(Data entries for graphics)
------------

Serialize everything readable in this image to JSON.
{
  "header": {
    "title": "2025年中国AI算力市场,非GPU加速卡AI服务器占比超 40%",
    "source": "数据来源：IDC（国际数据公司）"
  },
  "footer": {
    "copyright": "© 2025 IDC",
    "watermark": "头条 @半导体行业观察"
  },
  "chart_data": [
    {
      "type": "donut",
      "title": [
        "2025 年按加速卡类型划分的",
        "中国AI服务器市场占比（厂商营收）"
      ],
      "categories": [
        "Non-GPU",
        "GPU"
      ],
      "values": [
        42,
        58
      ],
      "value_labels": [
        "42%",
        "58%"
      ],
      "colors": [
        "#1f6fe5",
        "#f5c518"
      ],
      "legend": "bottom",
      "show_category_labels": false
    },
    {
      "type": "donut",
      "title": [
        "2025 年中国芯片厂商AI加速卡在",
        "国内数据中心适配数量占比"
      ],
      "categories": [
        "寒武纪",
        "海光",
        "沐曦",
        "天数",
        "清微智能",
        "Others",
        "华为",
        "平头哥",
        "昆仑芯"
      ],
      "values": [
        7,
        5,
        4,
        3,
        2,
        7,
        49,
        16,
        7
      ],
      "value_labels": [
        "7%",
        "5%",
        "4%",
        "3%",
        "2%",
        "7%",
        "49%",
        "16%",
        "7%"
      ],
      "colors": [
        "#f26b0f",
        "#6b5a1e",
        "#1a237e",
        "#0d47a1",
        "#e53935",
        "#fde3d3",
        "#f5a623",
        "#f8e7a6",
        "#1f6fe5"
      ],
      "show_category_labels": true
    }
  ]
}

------------

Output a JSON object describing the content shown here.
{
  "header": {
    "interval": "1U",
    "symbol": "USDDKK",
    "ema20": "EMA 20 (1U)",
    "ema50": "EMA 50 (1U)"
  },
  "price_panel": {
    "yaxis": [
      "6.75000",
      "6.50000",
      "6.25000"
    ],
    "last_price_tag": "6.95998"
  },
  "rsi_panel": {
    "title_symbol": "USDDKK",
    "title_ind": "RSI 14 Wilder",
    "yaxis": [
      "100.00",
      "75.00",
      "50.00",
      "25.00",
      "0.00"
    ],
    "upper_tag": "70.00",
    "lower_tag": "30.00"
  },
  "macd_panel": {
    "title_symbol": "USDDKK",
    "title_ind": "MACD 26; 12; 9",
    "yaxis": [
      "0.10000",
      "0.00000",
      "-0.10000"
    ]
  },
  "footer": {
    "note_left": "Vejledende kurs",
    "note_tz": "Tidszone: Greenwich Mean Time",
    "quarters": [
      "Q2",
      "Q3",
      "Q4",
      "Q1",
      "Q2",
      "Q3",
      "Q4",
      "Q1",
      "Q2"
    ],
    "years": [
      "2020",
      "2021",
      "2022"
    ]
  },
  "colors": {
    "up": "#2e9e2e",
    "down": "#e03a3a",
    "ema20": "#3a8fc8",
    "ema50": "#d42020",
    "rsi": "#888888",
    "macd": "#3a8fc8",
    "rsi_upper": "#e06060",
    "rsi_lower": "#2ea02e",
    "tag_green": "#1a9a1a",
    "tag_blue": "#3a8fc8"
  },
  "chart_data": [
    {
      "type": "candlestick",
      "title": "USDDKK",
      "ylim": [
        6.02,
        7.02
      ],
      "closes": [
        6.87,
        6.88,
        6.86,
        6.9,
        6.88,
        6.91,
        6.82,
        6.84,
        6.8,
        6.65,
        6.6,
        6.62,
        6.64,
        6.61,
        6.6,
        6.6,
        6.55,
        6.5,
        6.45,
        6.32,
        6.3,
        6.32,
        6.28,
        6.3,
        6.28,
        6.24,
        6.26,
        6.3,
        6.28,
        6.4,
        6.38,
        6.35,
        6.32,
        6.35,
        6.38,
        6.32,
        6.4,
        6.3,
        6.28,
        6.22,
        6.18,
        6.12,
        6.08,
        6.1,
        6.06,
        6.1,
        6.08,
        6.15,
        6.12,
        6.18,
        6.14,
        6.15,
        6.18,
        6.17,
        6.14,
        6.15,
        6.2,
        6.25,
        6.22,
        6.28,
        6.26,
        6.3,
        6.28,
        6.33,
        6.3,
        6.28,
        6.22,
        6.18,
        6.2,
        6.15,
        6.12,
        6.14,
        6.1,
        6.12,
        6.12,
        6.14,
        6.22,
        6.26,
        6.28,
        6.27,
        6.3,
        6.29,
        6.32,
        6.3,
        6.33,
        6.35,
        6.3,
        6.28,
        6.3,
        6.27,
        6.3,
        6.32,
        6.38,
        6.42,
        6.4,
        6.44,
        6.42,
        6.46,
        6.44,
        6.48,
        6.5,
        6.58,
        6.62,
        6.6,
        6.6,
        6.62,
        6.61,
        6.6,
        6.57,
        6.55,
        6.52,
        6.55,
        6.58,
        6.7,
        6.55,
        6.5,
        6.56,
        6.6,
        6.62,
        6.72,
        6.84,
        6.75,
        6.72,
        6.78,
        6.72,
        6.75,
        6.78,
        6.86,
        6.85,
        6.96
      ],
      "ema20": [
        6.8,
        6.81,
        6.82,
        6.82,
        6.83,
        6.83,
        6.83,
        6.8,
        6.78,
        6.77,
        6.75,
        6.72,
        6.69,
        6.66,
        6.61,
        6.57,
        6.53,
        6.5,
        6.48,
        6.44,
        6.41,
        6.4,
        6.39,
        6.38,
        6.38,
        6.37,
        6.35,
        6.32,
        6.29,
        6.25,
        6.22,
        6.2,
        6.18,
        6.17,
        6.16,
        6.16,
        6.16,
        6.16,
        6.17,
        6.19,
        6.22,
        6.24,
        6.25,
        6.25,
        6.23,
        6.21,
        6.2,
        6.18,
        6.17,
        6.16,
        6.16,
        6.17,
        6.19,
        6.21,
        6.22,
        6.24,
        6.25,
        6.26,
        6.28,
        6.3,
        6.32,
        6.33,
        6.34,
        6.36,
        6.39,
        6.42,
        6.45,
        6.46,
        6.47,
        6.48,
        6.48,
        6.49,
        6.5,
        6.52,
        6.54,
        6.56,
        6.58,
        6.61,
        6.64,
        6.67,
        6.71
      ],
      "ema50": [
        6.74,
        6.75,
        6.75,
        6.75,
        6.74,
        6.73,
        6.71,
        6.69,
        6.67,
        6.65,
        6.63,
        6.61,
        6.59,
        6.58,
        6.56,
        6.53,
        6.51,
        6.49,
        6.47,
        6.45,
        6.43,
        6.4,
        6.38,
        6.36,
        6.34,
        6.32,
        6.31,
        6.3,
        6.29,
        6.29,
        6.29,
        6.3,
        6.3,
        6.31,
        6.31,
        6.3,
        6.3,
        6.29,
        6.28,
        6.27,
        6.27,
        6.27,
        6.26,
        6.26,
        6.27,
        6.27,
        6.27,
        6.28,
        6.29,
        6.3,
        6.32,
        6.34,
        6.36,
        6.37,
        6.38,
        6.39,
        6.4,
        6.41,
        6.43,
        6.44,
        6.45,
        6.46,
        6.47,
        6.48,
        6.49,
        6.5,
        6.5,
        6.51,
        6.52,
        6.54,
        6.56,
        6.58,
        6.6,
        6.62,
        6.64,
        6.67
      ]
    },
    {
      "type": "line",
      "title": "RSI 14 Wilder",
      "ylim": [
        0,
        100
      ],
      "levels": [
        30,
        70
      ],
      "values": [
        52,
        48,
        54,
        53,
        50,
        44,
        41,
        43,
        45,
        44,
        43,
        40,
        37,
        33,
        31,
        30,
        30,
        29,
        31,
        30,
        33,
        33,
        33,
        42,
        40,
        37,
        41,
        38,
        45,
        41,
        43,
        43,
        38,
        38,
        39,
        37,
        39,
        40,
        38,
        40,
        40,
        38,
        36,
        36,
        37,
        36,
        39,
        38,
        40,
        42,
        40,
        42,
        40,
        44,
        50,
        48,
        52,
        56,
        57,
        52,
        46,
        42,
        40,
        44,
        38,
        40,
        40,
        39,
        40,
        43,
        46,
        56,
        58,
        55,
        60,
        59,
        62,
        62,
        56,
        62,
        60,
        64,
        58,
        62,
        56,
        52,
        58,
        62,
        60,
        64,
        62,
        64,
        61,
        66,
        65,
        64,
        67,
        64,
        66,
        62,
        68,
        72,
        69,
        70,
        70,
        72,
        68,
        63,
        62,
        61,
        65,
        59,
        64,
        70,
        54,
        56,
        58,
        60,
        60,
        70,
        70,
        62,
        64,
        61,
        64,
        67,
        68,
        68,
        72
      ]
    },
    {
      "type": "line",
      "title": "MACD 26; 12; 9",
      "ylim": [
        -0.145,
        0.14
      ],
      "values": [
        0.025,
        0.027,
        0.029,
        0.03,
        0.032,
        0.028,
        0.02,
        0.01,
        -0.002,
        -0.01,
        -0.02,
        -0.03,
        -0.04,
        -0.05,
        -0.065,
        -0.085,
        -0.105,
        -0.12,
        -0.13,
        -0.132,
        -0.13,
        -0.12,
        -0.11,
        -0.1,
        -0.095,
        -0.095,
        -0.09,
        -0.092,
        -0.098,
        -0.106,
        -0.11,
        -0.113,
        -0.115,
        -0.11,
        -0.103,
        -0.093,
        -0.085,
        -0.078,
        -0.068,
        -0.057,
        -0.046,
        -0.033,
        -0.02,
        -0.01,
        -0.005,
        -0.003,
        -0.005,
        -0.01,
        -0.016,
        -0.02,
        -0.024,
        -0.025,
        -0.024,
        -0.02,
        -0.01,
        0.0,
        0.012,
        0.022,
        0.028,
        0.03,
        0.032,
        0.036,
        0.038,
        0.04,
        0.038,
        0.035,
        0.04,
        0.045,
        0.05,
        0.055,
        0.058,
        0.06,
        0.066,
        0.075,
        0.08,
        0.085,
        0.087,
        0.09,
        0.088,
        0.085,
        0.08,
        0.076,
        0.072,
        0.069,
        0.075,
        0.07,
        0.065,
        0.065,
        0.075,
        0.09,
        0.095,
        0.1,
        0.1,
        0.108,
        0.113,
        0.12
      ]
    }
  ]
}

------------

Select, from the listing, all lines that include the word "JSON".

Serialize everything readable in this image to JSON.
Output a JSON object describing the content shown here.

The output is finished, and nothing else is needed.